● QUOTED TEXT
13

I have the Microsoft C-Fonts installed, and they're wonderful. However, Calibri appears as a bitmap font in a lot of the sizes that it appears. How do I tell fontconfig to forbid Calibri (and Cambria,etc.) from being rendered from the embedded bitmaps? I already have 70-no-bitmaps.conf in my /etc/fonts/conf.d/ directory.

The fonts in question can be extracted from the PowerPoint Viewer.

2
  • AFAIK those fonts aren't freely distributable? (So I can't test them.) But are you sure they use bitmaps, and don't just disable antialiassing?
    – JanC
    Jan 11, 2011 at 19:33
  • @JanC The fonts do indeed use prerendered bitmaps. Jan 29, 2011 at 6:57

2 Answers 2

20

/etc/fonts/conf.d/70-no-bitmaps.conf only rejects bitmap fonts, they don't disable embedded bitmaps, which is the case here. I don't know why they didn't put the setting to disable embedded bitmaps in the same conf file. Anyways, put the following in your ~/.config/fontconfig/conf.d/20-no-embedded.conf (or, for older versions of Ubuntu, in ~/.fonts.conf.d/20-no-embedded.conf):

<?xml version="1.0"?>
<!DOCTYPE fontconfig SYSTEM "fonts.dtd">
<fontconfig>
  <match target="font">
    <edit name="embeddedbitmap" mode="assign">
      <bool>false</bool>
    </edit>
  </match>
</fontconfig>

This will disable embedded bitmap for all fonts. If you want to disable only for select fonts, add <test> element:

<test name="family" compare="contains">
  <string>Calibri</string>
  <string>Cambria</string>
</test>

before <edit ....

[Annotated element listings]
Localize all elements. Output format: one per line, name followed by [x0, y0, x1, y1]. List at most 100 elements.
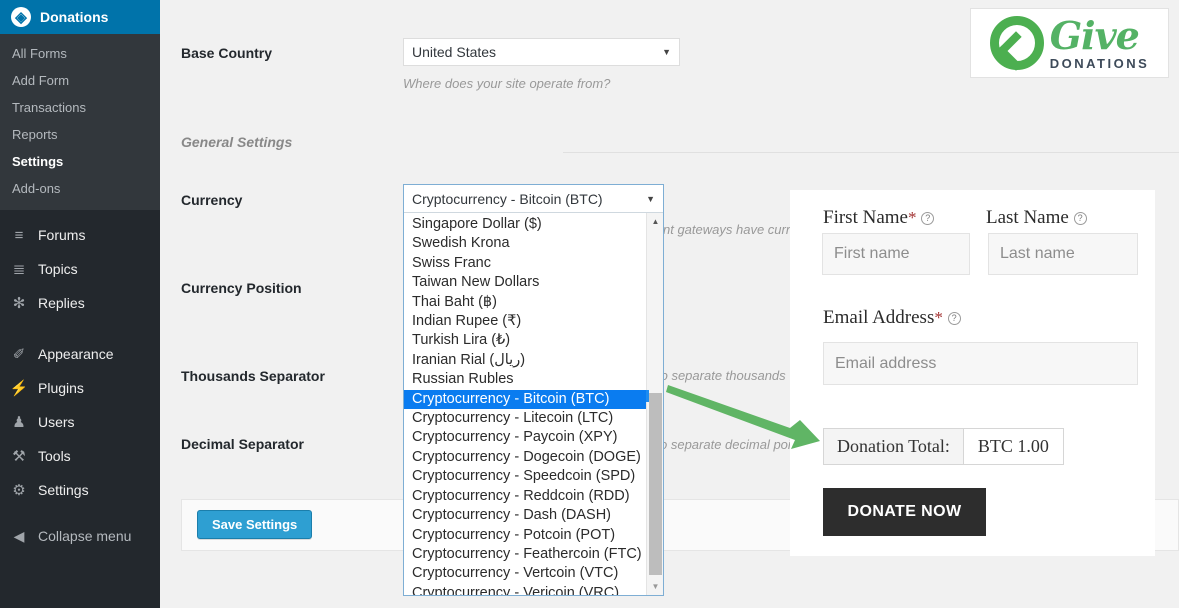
dropdown-option[interactable]: Cryptocurrency - Speedcoin (SPD) — [404, 467, 646, 486]
sidebar-group-system: ✐ Appearance ⚡ Plugins ♟ Users ⚒ Tools ⚙… — [0, 329, 160, 507]
sidebar-item-topics[interactable]: ≣ Topics — [0, 252, 160, 286]
question-mark-icon[interactable]: ? — [921, 212, 935, 225]
give-circle-icon: ◈ — [11, 7, 31, 27]
dropdown-option[interactable]: Cryptocurrency - Litecoin (LTC) — [404, 409, 646, 428]
donation-form-preview: First Name* ? First name Last Name ? Las… — [790, 190, 1155, 556]
give-donations-subtext: DONATIONS — [1049, 55, 1150, 71]
dropdown-option[interactable]: Indian Rupee (₹) — [404, 312, 646, 331]
section-general-settings: General Settings — [181, 134, 293, 150]
sidebar-item-add-form[interactable]: Add Form — [0, 67, 160, 94]
dropdown-option[interactable]: Swedish Krona — [404, 234, 646, 253]
dropdown-option[interactable]: Cryptocurrency - Vertcoin (VTC) — [404, 564, 646, 583]
dropdown-option[interactable]: Cryptocurrency - Dogecoin (DOGE) — [404, 448, 646, 467]
last-name-placeholder: Last name — [1000, 245, 1075, 262]
sidebar-item-replies[interactable]: ✻ Replies — [0, 286, 160, 320]
dropdown-option[interactable]: Thai Baht (฿) — [404, 293, 646, 312]
sidebar-item-plugins-label: Plugins — [38, 380, 84, 396]
dropdown-option[interactable]: Cryptocurrency - Feathercoin (FTC) — [404, 545, 646, 564]
sidebar-item-settings-wp[interactable]: ⚙ Settings — [0, 473, 160, 507]
label-base-country: Base Country — [181, 45, 273, 61]
give-wordmark: Give — [1049, 12, 1140, 58]
sidebar-item-plugins[interactable]: ⚡ Plugins — [0, 371, 160, 405]
first-name-required-mark: * — [907, 208, 917, 227]
question-mark-icon[interactable]: ? — [1073, 212, 1087, 225]
currency-option-list: Singapore Dollar ($) Swedish Krona Swiss… — [404, 213, 646, 595]
donations-submenu: All Forms Add Form Transactions Reports … — [0, 34, 160, 210]
sidebar-item-tools-label: Tools — [38, 448, 71, 464]
sidebar-item-forums[interactable]: ≡ Forums — [0, 218, 160, 252]
save-settings-button[interactable]: Save Settings — [197, 510, 313, 539]
first-name-placeholder: First name — [834, 245, 910, 262]
admin-sidebar: ◈ Donations All Forms Add Form Transacti… — [0, 0, 168, 608]
donate-now-button[interactable]: DONATE NOW — [823, 488, 986, 536]
sidebar-item-users-label: Users — [38, 414, 75, 430]
dropdown-option[interactable]: Cryptocurrency - Vericoin (VRC) — [404, 584, 646, 595]
sidebar-item-transactions[interactable]: Transactions — [0, 94, 160, 121]
email-label: Email Address — [823, 307, 935, 328]
email-input[interactable]: Email address — [823, 342, 1138, 385]
dropdown-option[interactable]: Cryptocurrency - Potcoin (POT) — [404, 526, 646, 545]
scroll-down-arrow-icon[interactable]: ▼ — [647, 578, 664, 595]
scroll-up-arrow-icon[interactable]: ▲ — [647, 213, 664, 230]
last-name-label-group: Last Name ? — [986, 207, 1087, 229]
sidebar-item-appearance[interactable]: ✐ Appearance — [0, 337, 160, 371]
users-icon: ♟ — [12, 413, 26, 431]
appearance-brush-icon: ✐ — [12, 345, 26, 363]
donation-total: Donation Total: BTC 1.00 — [823, 428, 1064, 465]
give-logo: Give DONATIONS — [970, 8, 1169, 78]
first-name-input[interactable]: First name — [822, 233, 970, 275]
base-country-select[interactable]: United States ▼ — [403, 38, 680, 66]
label-thousands-separator: Thousands Separator — [181, 368, 325, 384]
dropdown-option-selected[interactable]: Cryptocurrency - Bitcoin (BTC) — [404, 389, 646, 410]
give-g-leaf-icon — [989, 16, 1044, 70]
dropdown-option[interactable]: Russian Rubles — [404, 370, 646, 389]
sidebar-item-add-ons[interactable]: Add-ons — [0, 175, 160, 202]
currency-help: nt gateways have curre — [663, 222, 798, 237]
question-mark-icon[interactable]: ? — [947, 312, 961, 325]
sidebar-item-settings[interactable]: Settings — [0, 148, 160, 175]
dropdown-option[interactable]: Turkish Lira (₺) — [404, 331, 646, 350]
screen-root: ◈ Donations All Forms Add Form Transacti… — [0, 0, 1179, 608]
plugins-plug-icon: ⚡ — [9, 379, 29, 397]
label-currency-position: Currency Position — [181, 280, 302, 296]
sidebar-item-topics-label: Topics — [38, 261, 78, 277]
tools-wrench-icon: ⚒ — [12, 447, 26, 465]
topics-icon: ≣ — [12, 260, 26, 278]
section-divider — [563, 152, 1179, 153]
dropdown-option[interactable]: Swiss Franc — [404, 254, 646, 273]
decimal-separator-help: o separate decimal poi — [660, 437, 791, 452]
last-name-input[interactable]: Last name — [988, 233, 1138, 275]
base-country-value: United States — [412, 44, 497, 60]
donation-total-value[interactable]: BTC 1.00 — [963, 429, 1063, 464]
currency-dropdown-open[interactable]: Cryptocurrency - Bitcoin (BTC) ▼ Singapo… — [403, 184, 664, 596]
dropdown-option[interactable]: Cryptocurrency - Reddcoin (RDD) — [404, 487, 646, 506]
sidebar-item-all-forms[interactable]: All Forms — [0, 40, 160, 67]
dropdown-scrollbar[interactable]: ▲ ▼ — [646, 213, 663, 595]
sidebar-item-replies-label: Replies — [38, 295, 85, 311]
dropdown-option[interactable]: Singapore Dollar ($) — [404, 215, 646, 234]
sidebar-collapse-label: Collapse menu — [38, 528, 132, 544]
sidebar-item-appearance-label: Appearance — [38, 346, 114, 362]
currency-select-value: Cryptocurrency - Bitcoin (BTC) — [412, 190, 603, 207]
forums-icon: ≡ — [14, 226, 24, 244]
dropdown-option[interactable]: Taiwan New Dollars — [404, 273, 646, 292]
currency-select-current[interactable]: Cryptocurrency - Bitcoin (BTC) ▼ — [404, 185, 663, 213]
dropdown-option[interactable]: Iranian Rial (ريال) — [404, 351, 646, 370]
dropdown-option[interactable]: Cryptocurrency - Dash (DASH) — [404, 506, 646, 525]
sidebar-item-users[interactable]: ♟ Users — [0, 405, 160, 439]
scrollbar-thumb[interactable] — [649, 393, 662, 575]
label-decimal-separator: Decimal Separator — [181, 436, 304, 452]
sidebar-item-reports[interactable]: Reports — [0, 121, 160, 148]
settings-sliders-icon: ⚙ — [12, 481, 26, 499]
base-country-help: Where does your site operate from? — [403, 76, 611, 91]
dropdown-option[interactable]: Cryptocurrency - Paycoin (XPY) — [404, 428, 646, 447]
last-name-label: Last Name — [986, 207, 1069, 228]
sidebar-item-tools[interactable]: ⚒ Tools — [0, 439, 160, 473]
sidebar-brand-donations[interactable]: ◈ Donations — [0, 0, 168, 34]
sidebar-divider — [0, 320, 160, 329]
label-currency: Currency — [181, 192, 243, 208]
give-logo-text: Give DONATIONS — [1049, 12, 1150, 71]
sidebar-collapse-menu[interactable]: ◀ Collapse menu — [0, 519, 160, 553]
collapse-left-arrow-icon: ◀ — [13, 528, 25, 544]
email-required-mark: * — [934, 308, 943, 327]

● PROBLEMS
1 > Answer these questions from the fontconfig discussion:
(a) Which configuration file does the asker already have in the /etc/fonts/conf.d/ directory?
(b) From which program can the fonts in question be extracted?
(c) For older versions of Ubuntu, at which path should the new configuration be placed?
2 > Reproduce everything in the fontconfig discussion from "I have the Microsoft" down to "the PowerPoint Viewer.".
3 > Translate this sentence from the fontconfig discussion into Spanish: "This will disable embedded bitmap for all fonts."
These rows were drawn from a separate source.

● ANSWERS TO THE EXERCISES
1 >
(a) 70-no-bitmaps.conf
(b) The PowerPoint Viewer
(c) ~/.fonts.conf.d/20-no-embedded.conf

2 >
I have the Microsoft C-Fonts installed, and they're wonderful. However, Calibri appears as a bitmap font in a lot of the sizes that it appears. How do I tell fontconfig to forbid Calibri (and Cambria,etc.) from being rendered from the embedded bitmaps? I already have 70-no-bitmaps.conf in my /etc/fonts/conf.d/ directory.

The fonts in question can be extracted from the PowerPoint Viewer.

3 > Esto desactivará el mapa de bits incrustado para todas las fuentes.